■ What the exercise asks: All of the data should be repeated exactly; pictures are not part of the copy.

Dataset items
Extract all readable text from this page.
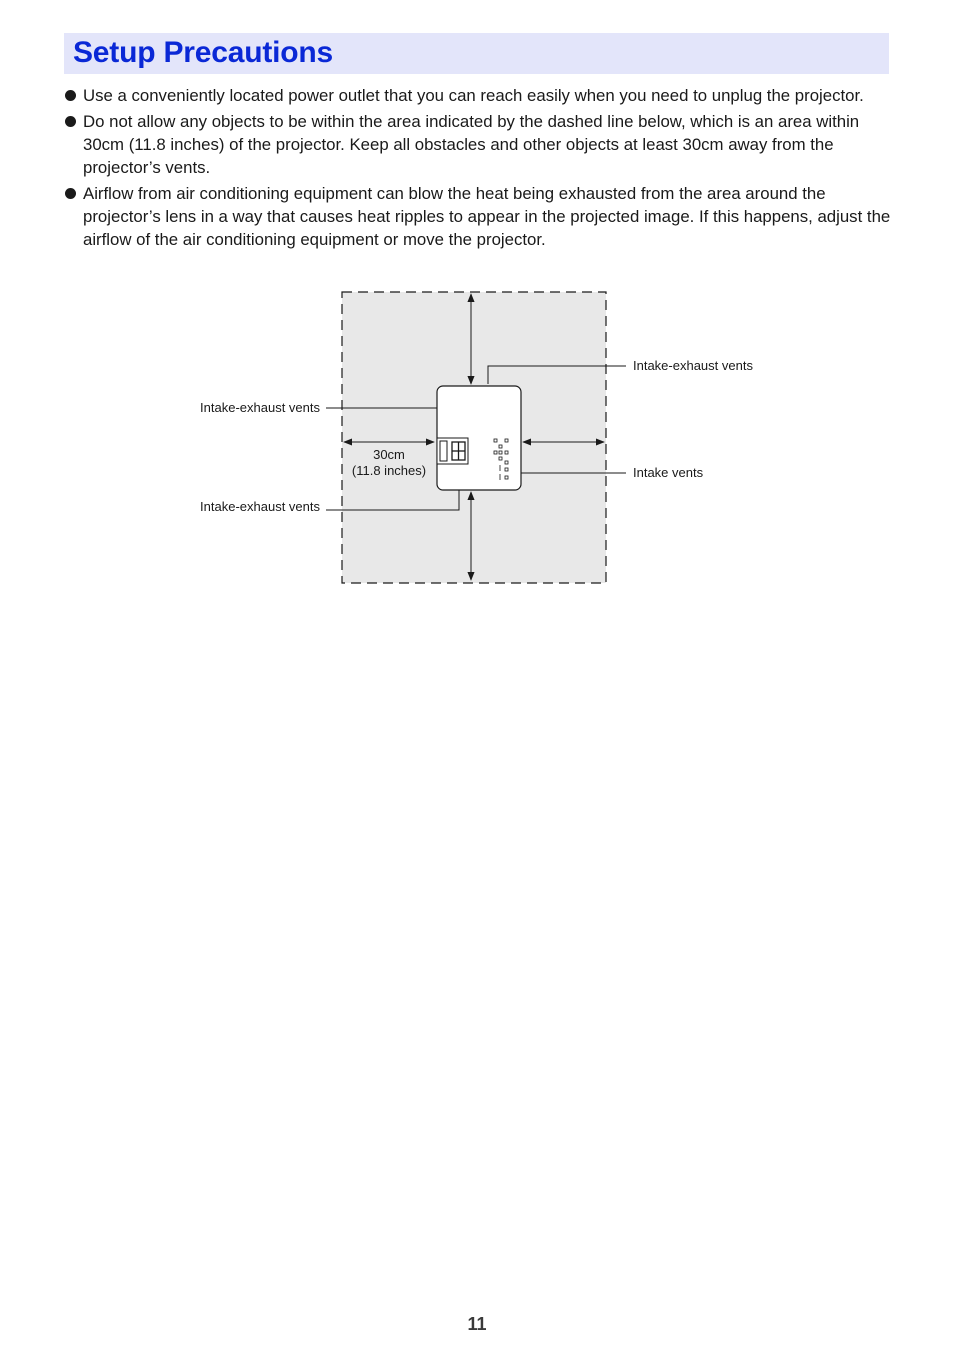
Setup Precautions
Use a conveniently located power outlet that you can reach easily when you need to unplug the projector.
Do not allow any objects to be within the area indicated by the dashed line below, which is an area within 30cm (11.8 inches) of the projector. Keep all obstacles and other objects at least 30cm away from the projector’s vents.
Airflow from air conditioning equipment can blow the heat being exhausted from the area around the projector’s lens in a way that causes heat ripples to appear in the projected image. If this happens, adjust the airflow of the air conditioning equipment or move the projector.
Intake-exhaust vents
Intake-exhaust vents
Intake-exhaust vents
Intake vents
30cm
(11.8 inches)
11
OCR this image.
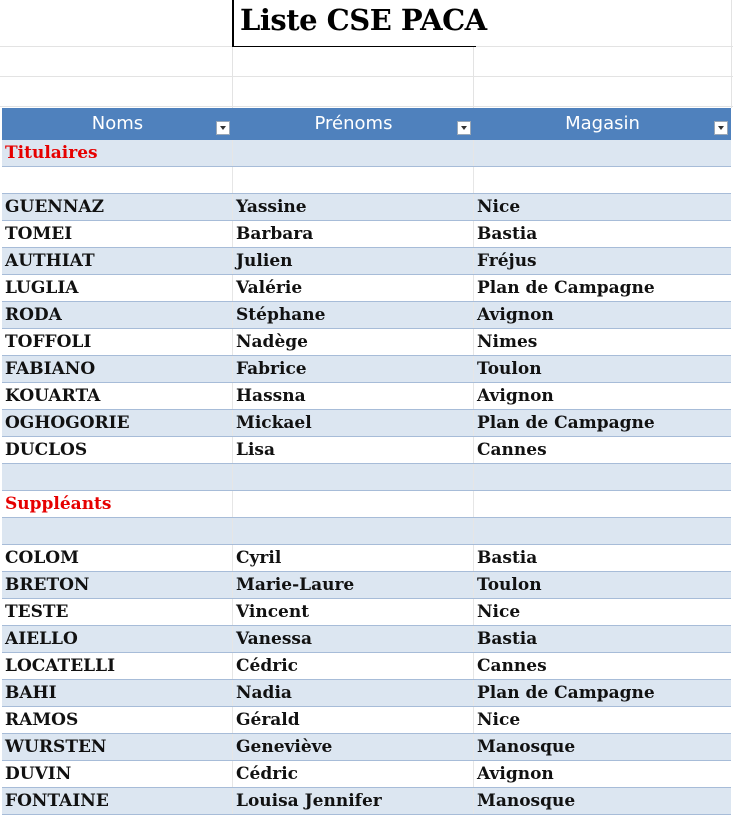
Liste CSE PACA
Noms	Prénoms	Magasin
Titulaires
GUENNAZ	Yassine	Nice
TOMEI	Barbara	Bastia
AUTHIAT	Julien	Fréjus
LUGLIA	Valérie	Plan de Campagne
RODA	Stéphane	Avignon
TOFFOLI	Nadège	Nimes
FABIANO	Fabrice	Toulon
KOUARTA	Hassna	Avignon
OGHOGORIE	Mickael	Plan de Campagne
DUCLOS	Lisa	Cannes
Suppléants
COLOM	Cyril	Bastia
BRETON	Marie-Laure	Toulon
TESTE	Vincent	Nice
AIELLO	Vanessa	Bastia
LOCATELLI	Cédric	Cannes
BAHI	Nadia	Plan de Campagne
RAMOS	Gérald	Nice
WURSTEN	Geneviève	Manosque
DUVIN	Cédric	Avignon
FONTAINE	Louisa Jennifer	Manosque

■ Written response:
Extract all readable text from this page.
Setup Precautions
Use a conveniently located power outlet that you can reach easily when you need to unplug the projector.
Do not allow any objects to be within the area indicated by the dashed line below, which is an area within 30cm (11.8 inches) of the projector. Keep all obstacles and other objects at least 30cm away from the projector’s vents.
Airflow from air conditioning equipment can blow the heat being exhausted from the area around the projector’s lens in a way that causes heat ripples to appear in the projected image. If this happens, adjust the airflow of the air conditioning equipment or move the projector.
Intake-exhaust vents
Intake-exhaust vents
Intake-exhaust vents
Intake vents
30cm
(11.8 inches)
11
OCR this image.
Liste CSE PACA
Noms	Prénoms	Magasin
Titulaires
GUENNAZ	Yassine	Nice
TOMEI	Barbara	Bastia
AUTHIAT	Julien	Fréjus
LUGLIA	Valérie	Plan de Campagne
RODA	Stéphane	Avignon
TOFFOLI	Nadège	Nimes
FABIANO	Fabrice	Toulon
KOUARTA	Hassna	Avignon
OGHOGORIE	Mickael	Plan de Campagne
DUCLOS	Lisa	Cannes
Suppléants
COLOM	Cyril	Bastia
BRETON	Marie-Laure	Toulon
TESTE	Vincent	Nice
AIELLO	Vanessa	Bastia
LOCATELLI	Cédric	Cannes
BAHI	Nadia	Plan de Campagne
RAMOS	Gérald	Nice
WURSTEN	Geneviève	Manosque
DUVIN	Cédric	Avignon
FONTAINE	Louisa Jennifer	Manosque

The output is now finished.